---- Records supplied

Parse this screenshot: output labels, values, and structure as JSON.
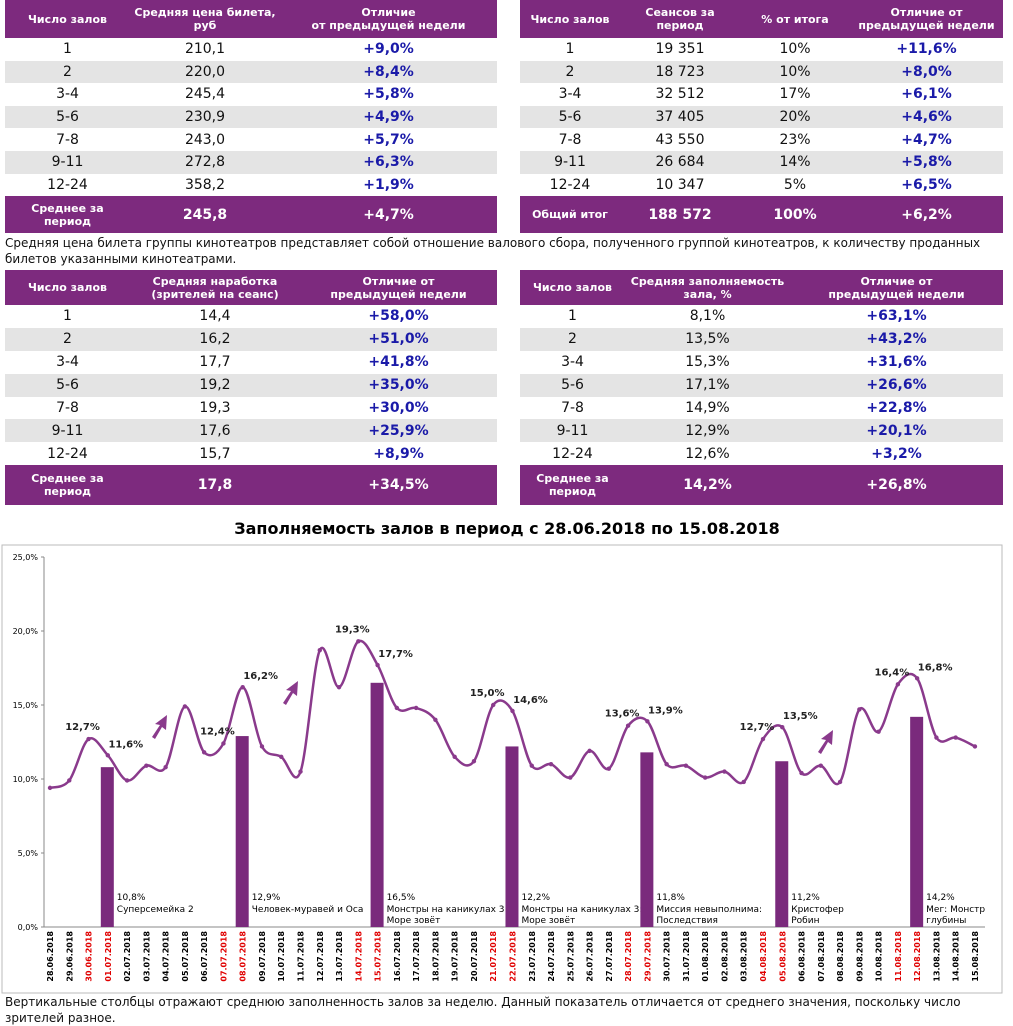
{
  "tables": [
    {
      "header": [
        "Число залов",
        "Средняя цена билета, руб",
        "Отличие\nот предыдущей недели"
      ],
      "rows": [
        [
          "1",
          "210,1",
          "+9,0%"
        ],
        [
          "2",
          "220,0",
          "+8,4%"
        ],
        [
          "3-4",
          "245,4",
          "+5,8%"
        ],
        [
          "5-6",
          "230,9",
          "+4,9%"
        ],
        [
          "7-8",
          "243,0",
          "+5,7%"
        ],
        [
          "9-11",
          "272,8",
          "+6,3%"
        ],
        [
          "12-24",
          "358,2",
          "+1,9%"
        ]
      ],
      "footer": [
        "Среднее за\nпериод",
        "245,8",
        "+4,7%"
      ]
    },
    {
      "header": [
        "Число залов",
        "Сеансов за период",
        "% от итога",
        "Отличие от\nпредыдущей недели"
      ],
      "rows": [
        [
          "1",
          "19 351",
          "10%",
          "+11,6%"
        ],
        [
          "2",
          "18 723",
          "10%",
          "+8,0%"
        ],
        [
          "3-4",
          "32 512",
          "17%",
          "+6,1%"
        ],
        [
          "5-6",
          "37 405",
          "20%",
          "+4,6%"
        ],
        [
          "7-8",
          "43 550",
          "23%",
          "+4,7%"
        ],
        [
          "9-11",
          "26 684",
          "14%",
          "+5,8%"
        ],
        [
          "12-24",
          "10 347",
          "5%",
          "+6,5%"
        ]
      ],
      "footer": [
        "Общий итог",
        "188 572",
        "100%",
        "+6,2%"
      ]
    },
    {
      "header": [
        "Число залов",
        "Средняя наработка\n(зрителей на сеанс)",
        "Отличие от\nпредыдущей недели"
      ],
      "rows": [
        [
          "1",
          "14,4",
          "+58,0%"
        ],
        [
          "2",
          "16,2",
          "+51,0%"
        ],
        [
          "3-4",
          "17,7",
          "+41,8%"
        ],
        [
          "5-6",
          "19,2",
          "+35,0%"
        ],
        [
          "7-8",
          "19,3",
          "+30,0%"
        ],
        [
          "9-11",
          "17,6",
          "+25,9%"
        ],
        [
          "12-24",
          "15,7",
          "+8,9%"
        ]
      ],
      "footer": [
        "Среднее за\nпериод",
        "17,8",
        "+34,5%"
      ]
    },
    {
      "header": [
        "Число залов",
        "Средняя заполняемость\nзала, %",
        "Отличие от\nпредыдущей недели"
      ],
      "rows": [
        [
          "1",
          "8,1%",
          "+63,1%"
        ],
        [
          "2",
          "13,5%",
          "+43,2%"
        ],
        [
          "3-4",
          "15,3%",
          "+31,6%"
        ],
        [
          "5-6",
          "17,1%",
          "+26,6%"
        ],
        [
          "7-8",
          "14,9%",
          "+22,8%"
        ],
        [
          "9-11",
          "12,9%",
          "+20,1%"
        ],
        [
          "12-24",
          "12,6%",
          "+3,2%"
        ]
      ],
      "footer": [
        "Среднее за\nпериод",
        "14,2%",
        "+26,8%"
      ]
    }
  ],
  "table_note": "Средняя цена билета группы кинотеатров представляет собой отношение валового сбора, полученного группой кинотеатров, к количеству проданных билетов указанными кинотеатрами.",
  "chart_data": {
    "type": "line",
    "title": "Заполняемость залов в период с 28.06.2018 по 15.08.2018",
    "categories": [
      "28.06.2018",
      "29.06.2018",
      "30.06.2018",
      "01.07.2018",
      "02.07.2018",
      "03.07.2018",
      "04.07.2018",
      "05.07.2018",
      "06.07.2018",
      "07.07.2018",
      "08.07.2018",
      "09.07.2018",
      "10.07.2018",
      "11.07.2018",
      "12.07.2018",
      "13.07.2018",
      "14.07.2018",
      "15.07.2018",
      "16.07.2018",
      "17.07.2018",
      "18.07.2018",
      "19.07.2018",
      "20.07.2018",
      "21.07.2018",
      "22.07.2018",
      "23.07.2018",
      "24.07.2018",
      "25.07.2018",
      "26.07.2018",
      "27.07.2018",
      "28.07.2018",
      "29.07.2018",
      "30.07.2018",
      "31.07.2018",
      "01.08.2018",
      "02.08.2018",
      "03.08.2018",
      "04.08.2018",
      "05.08.2018",
      "06.08.2018",
      "07.08.2018",
      "08.08.2018",
      "09.08.2018",
      "10.08.2018",
      "11.08.2018",
      "12.08.2018",
      "13.08.2018",
      "14.08.2018",
      "15.08.2018"
    ],
    "category_colors": [
      "#000000",
      "#000000",
      "#e00000",
      "#e00000",
      "#000000",
      "#000000",
      "#000000",
      "#000000",
      "#000000",
      "#e00000",
      "#e00000",
      "#000000",
      "#000000",
      "#000000",
      "#000000",
      "#000000",
      "#e00000",
      "#e00000",
      "#000000",
      "#000000",
      "#000000",
      "#000000",
      "#000000",
      "#e00000",
      "#e00000",
      "#000000",
      "#000000",
      "#000000",
      "#000000",
      "#000000",
      "#e00000",
      "#e00000",
      "#000000",
      "#000000",
      "#000000",
      "#000000",
      "#000000",
      "#e00000",
      "#e00000",
      "#000000",
      "#000000",
      "#000000",
      "#000000",
      "#000000",
      "#e00000",
      "#e00000",
      "#000000",
      "#000000",
      "#000000"
    ],
    "series": [
      {
        "type": "line",
        "color": "#8a3a8c",
        "values": [
          9.4,
          9.9,
          12.7,
          11.6,
          9.9,
          10.9,
          10.8,
          14.9,
          11.8,
          12.4,
          16.2,
          12.2,
          11.5,
          10.5,
          18.7,
          16.2,
          19.3,
          17.7,
          14.8,
          14.8,
          14.0,
          11.5,
          11.2,
          15.0,
          14.6,
          10.9,
          11.0,
          10.1,
          11.9,
          10.7,
          13.6,
          13.9,
          11.0,
          10.9,
          10.1,
          10.5,
          9.8,
          12.7,
          13.5,
          10.4,
          10.9,
          9.8,
          14.7,
          13.2,
          16.4,
          16.8,
          12.8,
          12.8,
          12.2
        ],
        "value_labels": [
          null,
          null,
          "12,7%",
          "11,6%",
          null,
          null,
          null,
          null,
          null,
          "12,4%",
          "16,2%",
          null,
          null,
          null,
          null,
          null,
          "19,3%",
          "17,7%",
          null,
          null,
          null,
          null,
          null,
          "15,0%",
          "14,6%",
          null,
          null,
          null,
          null,
          null,
          "13,6%",
          "13,9%",
          null,
          null,
          null,
          null,
          null,
          "12,7%",
          "13,5%",
          null,
          null,
          null,
          null,
          null,
          "16,4%",
          "16,8%",
          null,
          null,
          null
        ]
      },
      {
        "type": "bar",
        "color": "#7a2a7c",
        "values": [
          null,
          null,
          null,
          10.8,
          null,
          null,
          null,
          null,
          null,
          null,
          12.9,
          null,
          null,
          null,
          null,
          null,
          null,
          16.5,
          null,
          null,
          null,
          null,
          null,
          null,
          12.2,
          null,
          null,
          null,
          null,
          null,
          null,
          11.8,
          null,
          null,
          null,
          null,
          null,
          null,
          11.2,
          null,
          null,
          null,
          null,
          null,
          null,
          14.2,
          null,
          null,
          null
        ],
        "value_labels": [
          null,
          null,
          null,
          "10,8%",
          null,
          null,
          null,
          null,
          null,
          null,
          "12,9%",
          null,
          null,
          null,
          null,
          null,
          null,
          "16,5%",
          null,
          null,
          null,
          null,
          null,
          null,
          "12,2%",
          null,
          null,
          null,
          null,
          null,
          null,
          "11,8%",
          null,
          null,
          null,
          null,
          null,
          null,
          "11,2%",
          null,
          null,
          null,
          null,
          null,
          null,
          "14,2%",
          null,
          null,
          null
        ],
        "notes": [
          null,
          null,
          null,
          [
            "Суперсемейка 2"
          ],
          null,
          null,
          null,
          null,
          null,
          null,
          [
            "Человек-муравей и Оса"
          ],
          null,
          null,
          null,
          null,
          null,
          null,
          [
            "Монстры на каникулах 3:",
            "Море зовёт"
          ],
          null,
          null,
          null,
          null,
          null,
          null,
          [
            "Монстры на каникулах 3:",
            "Море зовёт"
          ],
          null,
          null,
          null,
          null,
          null,
          null,
          [
            "Миссия невыполнима:",
            "Последствия"
          ],
          null,
          null,
          null,
          null,
          null,
          null,
          [
            "Кристофер",
            "Робин"
          ],
          null,
          null,
          null,
          null,
          null,
          null,
          [
            "Мег: Монстр",
            "глубины"
          ],
          null,
          null,
          null
        ]
      }
    ],
    "ylim": [
      0,
      25
    ],
    "yticks": [
      {
        "value": 0,
        "label": "0,0%"
      },
      {
        "value": 5,
        "label": "5,0%"
      },
      {
        "value": 10,
        "label": "10,0%"
      },
      {
        "value": 15,
        "label": "15,0%"
      },
      {
        "value": 20,
        "label": "20,0%"
      },
      {
        "value": 25,
        "label": "25,0%"
      }
    ],
    "grid": false,
    "note": "Вертикальные столбцы отражают среднюю заполненность залов за неделю. Данный показатель отличается от среднего значения, поскольку число зрителей разное."
  }
}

--------

Write out every line from the entries where "билета" appears.

        "Средняя цена билета, руб",
  "table_note": "Средняя цена билета группы кинотеатров представляет собой отношение валового сбора, полученного группой кинотеатров, к количеству проданных билетов указанными кинотеатрами.",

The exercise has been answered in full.